*Directions*
Make an exact copy of each entry, leaving out every picture.

*Material for this exercise*
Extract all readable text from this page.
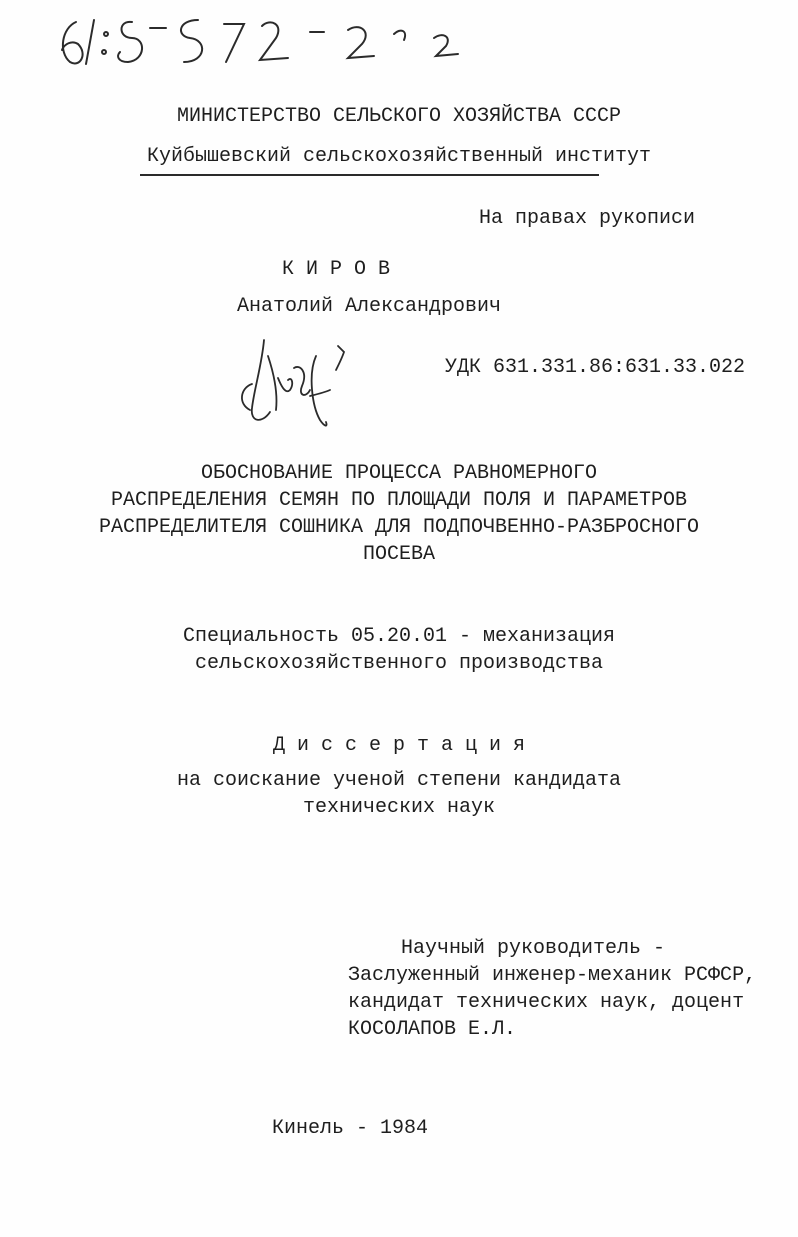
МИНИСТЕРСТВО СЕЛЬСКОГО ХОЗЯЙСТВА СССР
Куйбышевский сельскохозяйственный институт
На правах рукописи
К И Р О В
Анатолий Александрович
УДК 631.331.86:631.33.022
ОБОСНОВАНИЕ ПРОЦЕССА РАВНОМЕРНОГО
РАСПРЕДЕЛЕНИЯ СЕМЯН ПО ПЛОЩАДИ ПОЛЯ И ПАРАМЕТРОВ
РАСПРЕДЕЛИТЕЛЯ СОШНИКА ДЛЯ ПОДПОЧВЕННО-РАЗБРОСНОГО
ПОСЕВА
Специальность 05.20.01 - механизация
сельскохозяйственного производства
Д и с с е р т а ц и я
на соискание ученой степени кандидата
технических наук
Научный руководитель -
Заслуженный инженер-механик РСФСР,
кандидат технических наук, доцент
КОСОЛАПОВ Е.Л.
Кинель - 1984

*Completed exercise*
Extract all readable text from this page.
МИНИСТЕРСТВО СЕЛЬСКОГО ХОЗЯЙСТВА СССР
Куйбышевский сельскохозяйственный институт
На правах рукописи
К И Р О В
Анатолий Александрович
УДК 631.331.86:631.33.022
ОБОСНОВАНИЕ ПРОЦЕССА РАВНОМЕРНОГО
РАСПРЕДЕЛЕНИЯ СЕМЯН ПО ПЛОЩАДИ ПОЛЯ И ПАРАМЕТРОВ
РАСПРЕДЕЛИТЕЛЯ СОШНИКА ДЛЯ ПОДПОЧВЕННО-РАЗБРОСНОГО
ПОСЕВА
Специальность 05.20.01 - механизация
сельскохозяйственного производства
Д и с с е р т а ц и я
на соискание ученой степени кандидата
технических наук
Научный руководитель -
Заслуженный инженер-механик РСФСР,
кандидат технических наук, доцент
КОСОЛАПОВ Е.Л.
Кинель - 1984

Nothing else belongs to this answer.